#### AIM OF THE TASK
When you reproduce the data, keep every word exactly as it stands and leave the pictures out.

#### INFORMATION SUPPLIED

****************************************

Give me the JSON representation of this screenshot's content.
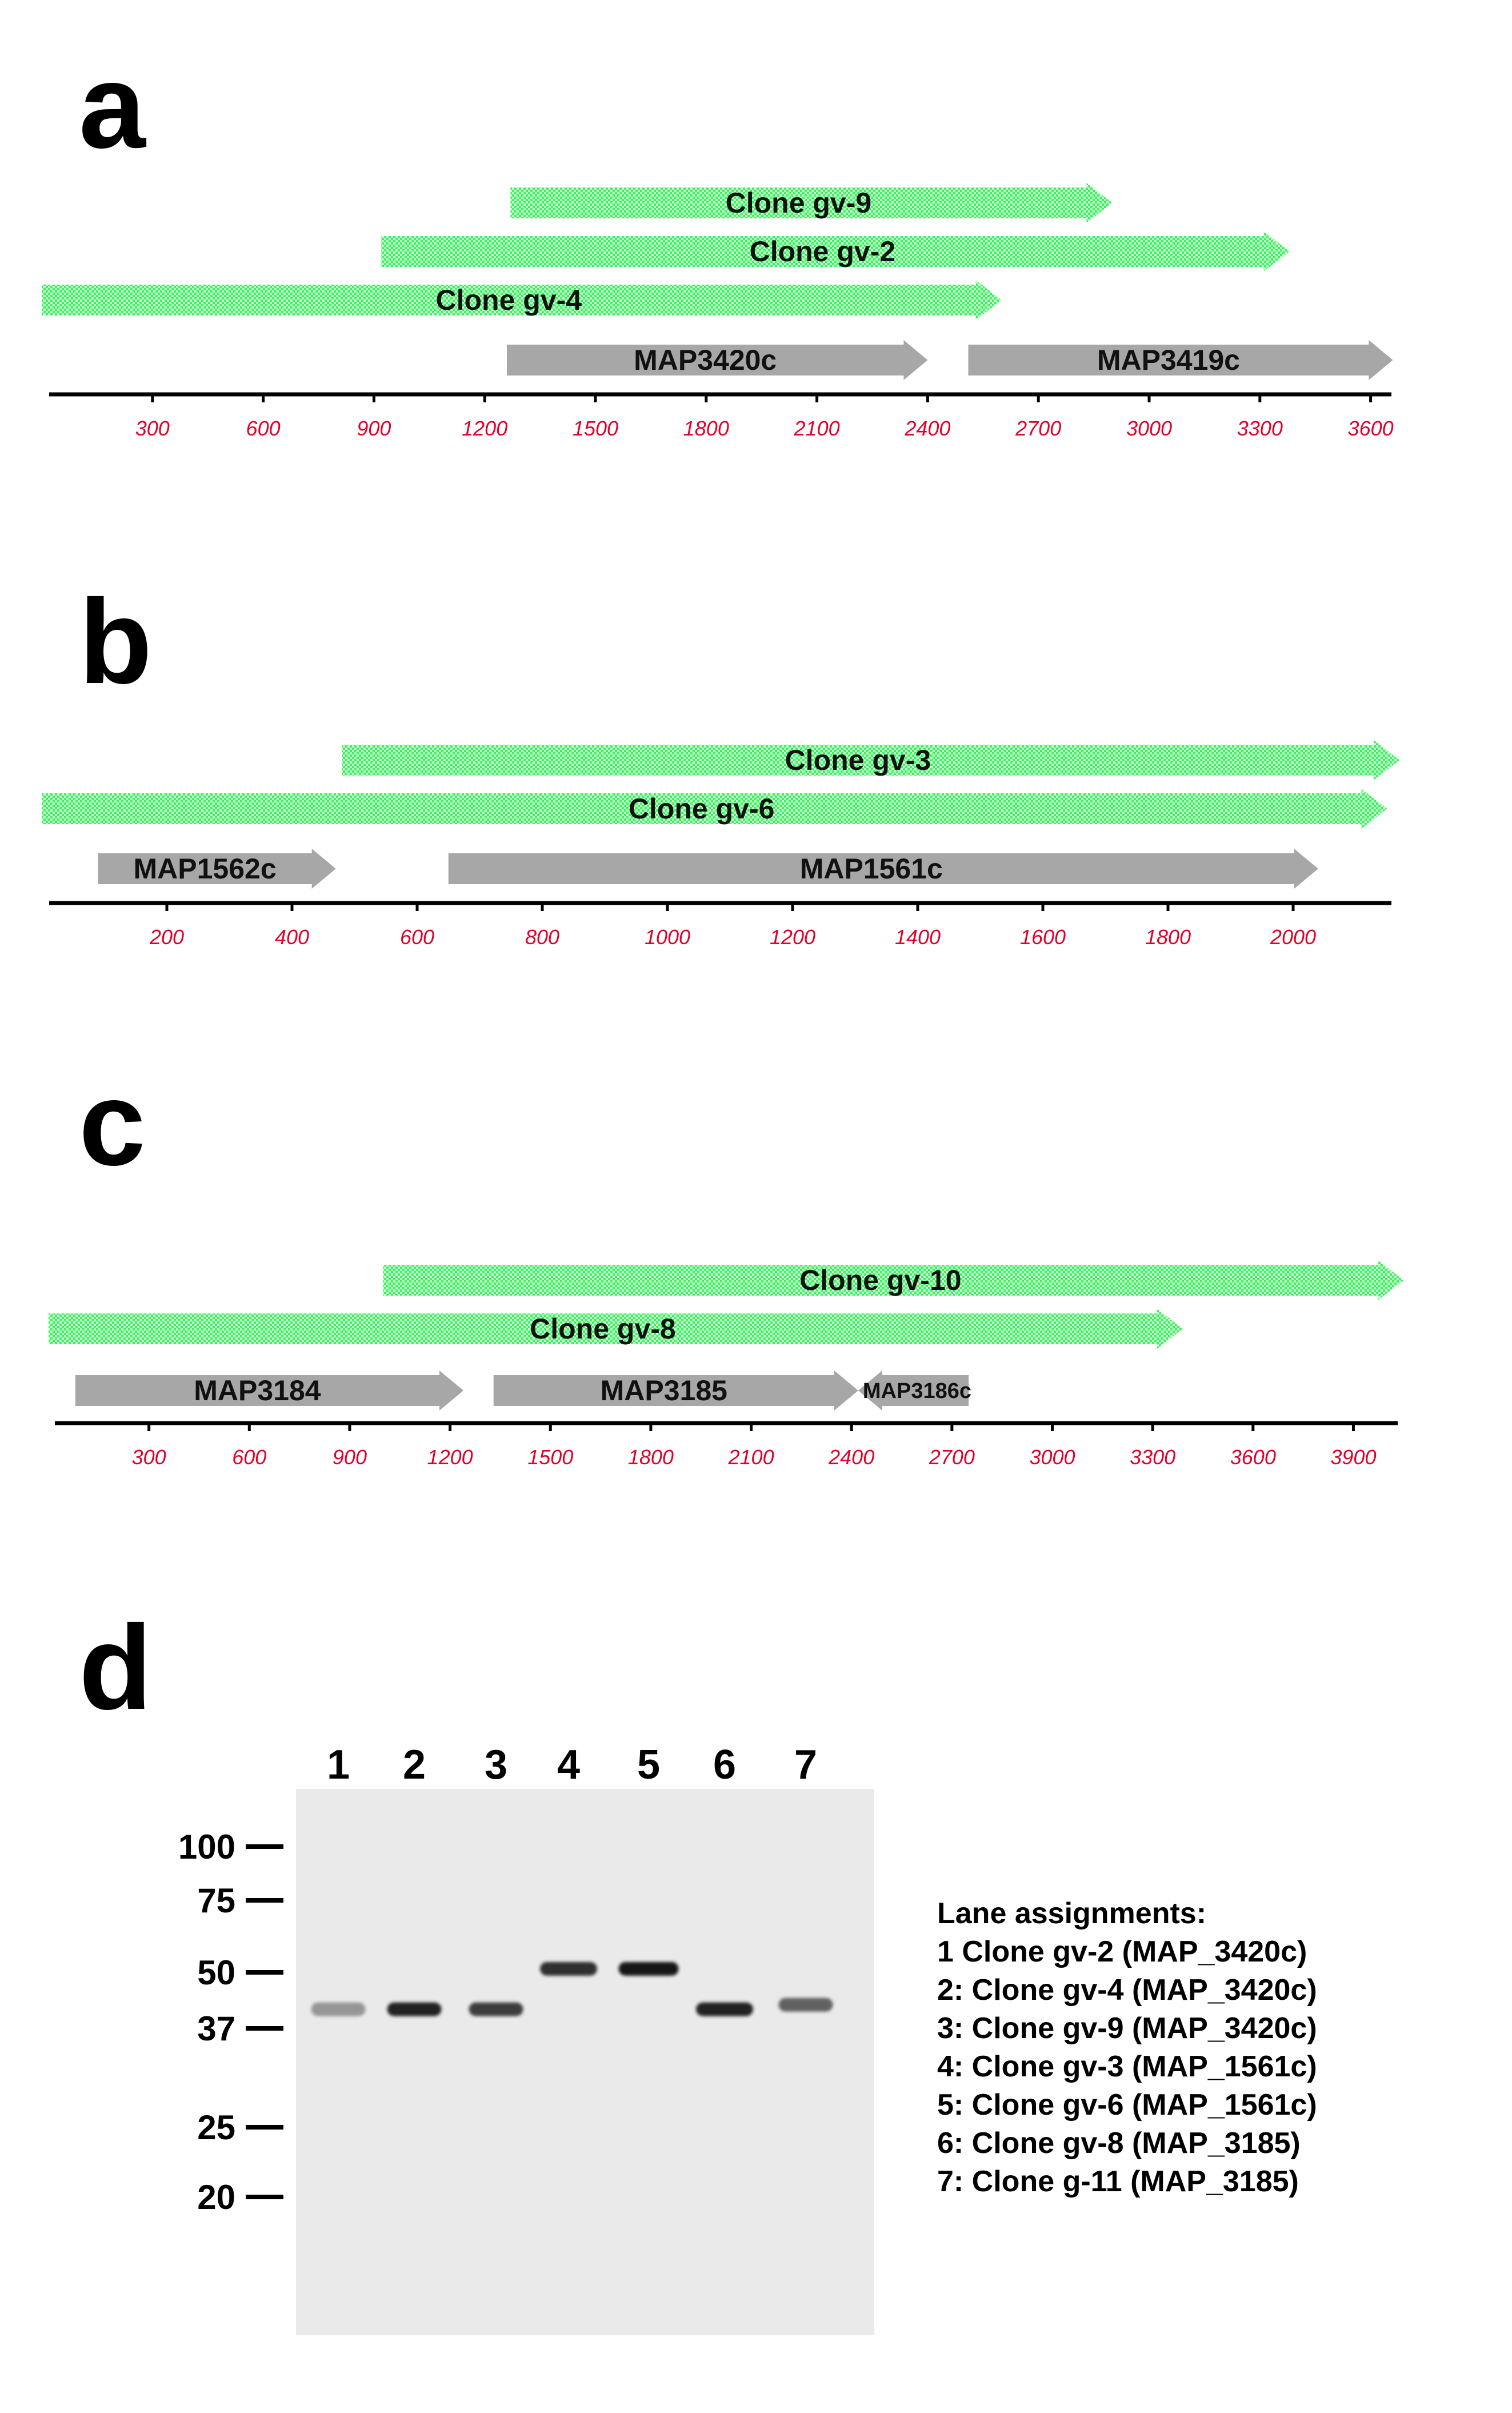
{
  "colors": {
    "clone_fill": "#3cf25e",
    "clone_pattern_light": "#c8ffd2",
    "gene_fill": "#a7a7a7",
    "tick_label": "#e0002a",
    "gel_background": "#eaeaea",
    "band": "#111111"
  },
  "panels": [
    {
      "letter": "a",
      "axis_ticks": [
        300,
        600,
        900,
        1200,
        1500,
        1800,
        2100,
        2400,
        2700,
        3000,
        3300,
        3600
      ],
      "clones": [
        {
          "label": "Clone gv-9",
          "start": 1270,
          "end": 2900
        },
        {
          "label": "Clone gv-2",
          "start": 920,
          "end": 3380
        },
        {
          "label": "Clone gv-4",
          "start": 0,
          "end": 2600
        }
      ],
      "genes": [
        {
          "label": "MAP3420c",
          "start": 1260,
          "end": 2400,
          "direction": "right"
        },
        {
          "label": "MAP3419c",
          "start": 2510,
          "end": 3660,
          "direction": "right"
        }
      ]
    },
    {
      "letter": "b",
      "axis_ticks": [
        200,
        400,
        600,
        800,
        1000,
        1200,
        1400,
        1600,
        1800,
        2000
      ],
      "clones": [
        {
          "label": "Clone gv-3",
          "start": 480,
          "end": 2170
        },
        {
          "label": "Clone gv-6",
          "start": 0,
          "end": 2150
        }
      ],
      "genes": [
        {
          "label": "MAP1562c",
          "start": 90,
          "end": 470,
          "direction": "right"
        },
        {
          "label": "MAP1561c",
          "start": 650,
          "end": 2040,
          "direction": "right"
        }
      ]
    },
    {
      "letter": "c",
      "axis_ticks": [
        300,
        600,
        900,
        1200,
        1500,
        1800,
        2100,
        2400,
        2700,
        3000,
        3300,
        3600,
        3900
      ],
      "clones": [
        {
          "label": "Clone gv-10",
          "start": 1000,
          "end": 4050
        },
        {
          "label": "Clone gv-8",
          "start": 0,
          "end": 3390
        }
      ],
      "genes": [
        {
          "label": "MAP3184",
          "start": 80,
          "end": 1240,
          "direction": "right"
        },
        {
          "label": "MAP3185",
          "start": 1330,
          "end": 2420,
          "direction": "right"
        },
        {
          "label": "MAP3186c",
          "start": 2420,
          "end": 2750,
          "direction": "left"
        }
      ]
    }
  ],
  "gel": {
    "letter": "d",
    "lanes": [
      "1",
      "2",
      "3",
      "4",
      "5",
      "6",
      "7"
    ],
    "markers": [
      "100",
      "75",
      "50",
      "37",
      "25",
      "20"
    ],
    "bands": [
      {
        "lane": "1",
        "kda": 41,
        "intensity": 0.45
      },
      {
        "lane": "2",
        "kda": 41,
        "intensity": 0.95
      },
      {
        "lane": "3",
        "kda": 41,
        "intensity": 0.85
      },
      {
        "lane": "4",
        "kda": 51,
        "intensity": 0.9
      },
      {
        "lane": "5",
        "kda": 51,
        "intensity": 1.0
      },
      {
        "lane": "6",
        "kda": 41,
        "intensity": 0.95
      },
      {
        "lane": "7",
        "kda": 42,
        "intensity": 0.7
      }
    ],
    "legend": {
      "title": "Lane assignments:",
      "items": [
        "1 Clone gv-2 (MAP_3420c)",
        "2: Clone gv-4 (MAP_3420c)",
        "3: Clone gv-9 (MAP_3420c)",
        "4: Clone gv-3 (MAP_1561c)",
        "5: Clone gv-6 (MAP_1561c)",
        "6: Clone gv-8 (MAP_3185)",
        "7: Clone g-11 (MAP_3185)"
      ]
    }
  }
}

****************************************

#### REPLY TO THE TASK
Give me the JSON representation of this screenshot's content.
{
  "colors": {
    "clone_fill": "#3cf25e",
    "clone_pattern_light": "#c8ffd2",
    "gene_fill": "#a7a7a7",
    "tick_label": "#e0002a",
    "gel_background": "#eaeaea",
    "band": "#111111"
  },
  "panels": [
    {
      "letter": "a",
      "axis_ticks": [
        300,
        600,
        900,
        1200,
        1500,
        1800,
        2100,
        2400,
        2700,
        3000,
        3300,
        3600
      ],
      "clones": [
        {
          "label": "Clone gv-9",
          "start": 1270,
          "end": 2900
        },
        {
          "label": "Clone gv-2",
          "start": 920,
          "end": 3380
        },
        {
          "label": "Clone gv-4",
          "start": 0,
          "end": 2600
        }
      ],
      "genes": [
        {
          "label": "MAP3420c",
          "start": 1260,
          "end": 2400,
          "direction": "right"
        },
        {
          "label": "MAP3419c",
          "start": 2510,
          "end": 3660,
          "direction": "right"
        }
      ]
    },
    {
      "letter": "b",
      "axis_ticks": [
        200,
        400,
        600,
        800,
        1000,
        1200,
        1400,
        1600,
        1800,
        2000
      ],
      "clones": [
        {
          "label": "Clone gv-3",
          "start": 480,
          "end": 2170
        },
        {
          "label": "Clone gv-6",
          "start": 0,
          "end": 2150
        }
      ],
      "genes": [
        {
          "label": "MAP1562c",
          "start": 90,
          "end": 470,
          "direction": "right"
        },
        {
          "label": "MAP1561c",
          "start": 650,
          "end": 2040,
          "direction": "right"
        }
      ]
    },
    {
      "letter": "c",
      "axis_ticks": [
        300,
        600,
        900,
        1200,
        1500,
        1800,
        2100,
        2400,
        2700,
        3000,
        3300,
        3600,
        3900
      ],
      "clones": [
        {
          "label": "Clone gv-10",
          "start": 1000,
          "end": 4050
        },
        {
          "label": "Clone gv-8",
          "start": 0,
          "end": 3390
        }
      ],
      "genes": [
        {
          "label": "MAP3184",
          "start": 80,
          "end": 1240,
          "direction": "right"
        },
        {
          "label": "MAP3185",
          "start": 1330,
          "end": 2420,
          "direction": "right"
        },
        {
          "label": "MAP3186c",
          "start": 2420,
          "end": 2750,
          "direction": "left"
        }
      ]
    }
  ],
  "gel": {
    "letter": "d",
    "lanes": [
      "1",
      "2",
      "3",
      "4",
      "5",
      "6",
      "7"
    ],
    "markers": [
      "100",
      "75",
      "50",
      "37",
      "25",
      "20"
    ],
    "bands": [
      {
        "lane": "1",
        "kda": 41,
        "intensity": 0.45
      },
      {
        "lane": "2",
        "kda": 41,
        "intensity": 0.95
      },
      {
        "lane": "3",
        "kda": 41,
        "intensity": 0.85
      },
      {
        "lane": "4",
        "kda": 51,
        "intensity": 0.9
      },
      {
        "lane": "5",
        "kda": 51,
        "intensity": 1.0
      },
      {
        "lane": "6",
        "kda": 41,
        "intensity": 0.95
      },
      {
        "lane": "7",
        "kda": 42,
        "intensity": 0.7
      }
    ],
    "legend": {
      "title": "Lane assignments:",
      "items": [
        "1 Clone gv-2 (MAP_3420c)",
        "2: Clone gv-4 (MAP_3420c)",
        "3: Clone gv-9 (MAP_3420c)",
        "4: Clone gv-3 (MAP_1561c)",
        "5: Clone gv-6 (MAP_1561c)",
        "6: Clone gv-8 (MAP_3185)",
        "7: Clone g-11 (MAP_3185)"
      ]
    }
  }
}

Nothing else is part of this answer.